Go over the listing below line by line and tally those containing "this". Give only the tally.

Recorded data

-- Begin --

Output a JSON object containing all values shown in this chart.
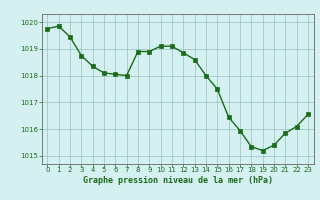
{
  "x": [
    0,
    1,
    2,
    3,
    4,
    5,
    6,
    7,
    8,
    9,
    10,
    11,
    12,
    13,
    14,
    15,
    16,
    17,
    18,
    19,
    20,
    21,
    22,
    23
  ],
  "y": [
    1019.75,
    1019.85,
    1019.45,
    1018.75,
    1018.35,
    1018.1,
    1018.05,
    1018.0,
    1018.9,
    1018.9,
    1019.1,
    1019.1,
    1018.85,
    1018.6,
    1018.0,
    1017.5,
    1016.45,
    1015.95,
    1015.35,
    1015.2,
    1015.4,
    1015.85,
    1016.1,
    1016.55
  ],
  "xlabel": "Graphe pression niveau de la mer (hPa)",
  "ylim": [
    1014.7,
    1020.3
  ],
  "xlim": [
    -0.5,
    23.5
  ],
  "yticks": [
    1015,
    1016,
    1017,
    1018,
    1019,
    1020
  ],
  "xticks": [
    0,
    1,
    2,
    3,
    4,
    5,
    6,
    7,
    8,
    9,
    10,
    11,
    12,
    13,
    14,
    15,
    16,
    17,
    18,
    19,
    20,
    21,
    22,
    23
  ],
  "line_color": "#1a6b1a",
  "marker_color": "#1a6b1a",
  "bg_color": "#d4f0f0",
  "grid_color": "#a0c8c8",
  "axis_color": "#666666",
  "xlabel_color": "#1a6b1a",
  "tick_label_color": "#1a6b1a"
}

-- End --
-- Begin --

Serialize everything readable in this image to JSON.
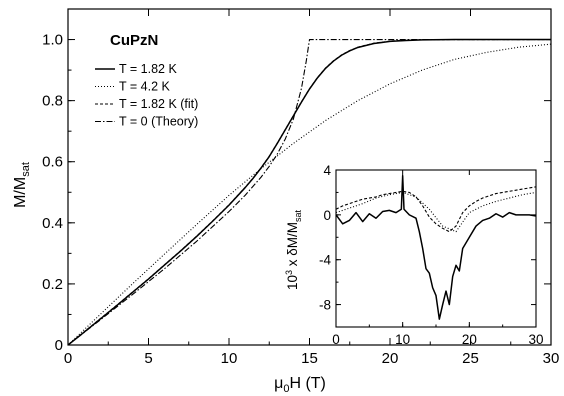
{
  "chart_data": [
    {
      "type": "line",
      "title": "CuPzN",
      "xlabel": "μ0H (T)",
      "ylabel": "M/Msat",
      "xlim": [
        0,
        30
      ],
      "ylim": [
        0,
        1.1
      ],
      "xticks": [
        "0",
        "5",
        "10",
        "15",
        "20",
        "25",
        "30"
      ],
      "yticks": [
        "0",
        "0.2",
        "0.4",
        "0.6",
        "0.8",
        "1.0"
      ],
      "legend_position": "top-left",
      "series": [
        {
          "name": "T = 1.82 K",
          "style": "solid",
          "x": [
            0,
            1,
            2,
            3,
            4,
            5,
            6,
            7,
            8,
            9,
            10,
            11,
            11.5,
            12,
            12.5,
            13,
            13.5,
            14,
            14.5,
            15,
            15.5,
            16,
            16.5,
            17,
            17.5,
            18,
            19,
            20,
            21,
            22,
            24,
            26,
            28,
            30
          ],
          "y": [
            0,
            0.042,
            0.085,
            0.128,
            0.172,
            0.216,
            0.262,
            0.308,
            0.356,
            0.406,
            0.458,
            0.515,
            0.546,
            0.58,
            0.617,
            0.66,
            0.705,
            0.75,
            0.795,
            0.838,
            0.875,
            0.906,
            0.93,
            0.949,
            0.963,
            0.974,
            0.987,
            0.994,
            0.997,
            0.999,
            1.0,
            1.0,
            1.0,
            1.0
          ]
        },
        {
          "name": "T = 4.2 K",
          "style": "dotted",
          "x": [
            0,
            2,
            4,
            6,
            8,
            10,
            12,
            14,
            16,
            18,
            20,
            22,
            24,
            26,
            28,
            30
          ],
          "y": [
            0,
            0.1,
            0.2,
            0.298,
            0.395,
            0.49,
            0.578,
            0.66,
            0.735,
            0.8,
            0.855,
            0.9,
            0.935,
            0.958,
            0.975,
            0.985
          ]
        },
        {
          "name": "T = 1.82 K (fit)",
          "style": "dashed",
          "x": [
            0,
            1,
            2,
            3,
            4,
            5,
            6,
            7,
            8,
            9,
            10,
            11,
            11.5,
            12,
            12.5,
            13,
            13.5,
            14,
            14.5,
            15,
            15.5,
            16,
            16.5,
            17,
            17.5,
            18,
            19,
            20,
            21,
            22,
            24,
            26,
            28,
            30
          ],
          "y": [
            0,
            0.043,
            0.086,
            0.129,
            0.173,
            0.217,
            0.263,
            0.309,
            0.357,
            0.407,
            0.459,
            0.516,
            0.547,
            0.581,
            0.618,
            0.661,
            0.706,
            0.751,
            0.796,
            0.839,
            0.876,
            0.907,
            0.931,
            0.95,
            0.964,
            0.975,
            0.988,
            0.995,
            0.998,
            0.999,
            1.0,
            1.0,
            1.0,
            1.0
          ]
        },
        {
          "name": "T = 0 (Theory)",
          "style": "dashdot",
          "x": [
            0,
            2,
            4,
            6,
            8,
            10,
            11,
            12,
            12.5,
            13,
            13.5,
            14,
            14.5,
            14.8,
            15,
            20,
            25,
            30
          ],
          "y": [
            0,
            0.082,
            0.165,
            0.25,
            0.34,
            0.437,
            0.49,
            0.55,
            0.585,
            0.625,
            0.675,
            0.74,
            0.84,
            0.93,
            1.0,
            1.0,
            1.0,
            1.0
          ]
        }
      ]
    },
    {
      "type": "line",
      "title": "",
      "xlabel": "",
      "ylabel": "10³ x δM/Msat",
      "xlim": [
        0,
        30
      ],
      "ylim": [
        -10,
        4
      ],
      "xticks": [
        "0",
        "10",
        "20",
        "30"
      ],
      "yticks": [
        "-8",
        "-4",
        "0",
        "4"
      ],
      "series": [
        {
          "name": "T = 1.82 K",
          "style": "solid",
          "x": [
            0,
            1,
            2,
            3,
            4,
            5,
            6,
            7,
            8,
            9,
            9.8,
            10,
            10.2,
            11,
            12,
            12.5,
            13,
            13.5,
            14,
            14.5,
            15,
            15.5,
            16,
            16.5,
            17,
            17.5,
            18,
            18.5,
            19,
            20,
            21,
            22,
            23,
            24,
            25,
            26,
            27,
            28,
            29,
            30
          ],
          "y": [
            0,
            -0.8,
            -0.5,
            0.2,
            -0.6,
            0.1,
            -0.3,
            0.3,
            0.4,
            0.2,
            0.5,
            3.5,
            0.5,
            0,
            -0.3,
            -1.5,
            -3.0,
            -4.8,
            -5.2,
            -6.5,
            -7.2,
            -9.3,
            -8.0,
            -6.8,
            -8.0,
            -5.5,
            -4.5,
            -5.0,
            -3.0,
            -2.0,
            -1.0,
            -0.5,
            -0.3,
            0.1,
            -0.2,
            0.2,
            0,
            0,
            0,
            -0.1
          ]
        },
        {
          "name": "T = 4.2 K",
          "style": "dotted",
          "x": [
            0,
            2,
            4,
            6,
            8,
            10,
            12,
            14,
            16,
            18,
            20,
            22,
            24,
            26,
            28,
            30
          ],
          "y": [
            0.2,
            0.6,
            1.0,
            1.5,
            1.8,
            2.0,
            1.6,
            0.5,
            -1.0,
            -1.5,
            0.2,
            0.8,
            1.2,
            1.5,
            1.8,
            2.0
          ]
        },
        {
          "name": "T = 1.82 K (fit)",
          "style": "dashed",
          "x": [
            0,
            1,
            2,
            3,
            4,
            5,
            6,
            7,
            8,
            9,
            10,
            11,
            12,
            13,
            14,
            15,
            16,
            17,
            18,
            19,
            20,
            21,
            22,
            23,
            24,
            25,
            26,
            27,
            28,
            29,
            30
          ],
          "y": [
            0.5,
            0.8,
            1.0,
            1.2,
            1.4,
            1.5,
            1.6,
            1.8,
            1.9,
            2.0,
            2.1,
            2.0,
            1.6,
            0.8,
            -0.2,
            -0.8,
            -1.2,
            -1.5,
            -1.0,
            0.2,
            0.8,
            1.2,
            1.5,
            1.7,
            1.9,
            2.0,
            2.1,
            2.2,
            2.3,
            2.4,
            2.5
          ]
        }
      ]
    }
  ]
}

-- End --

Finished task
2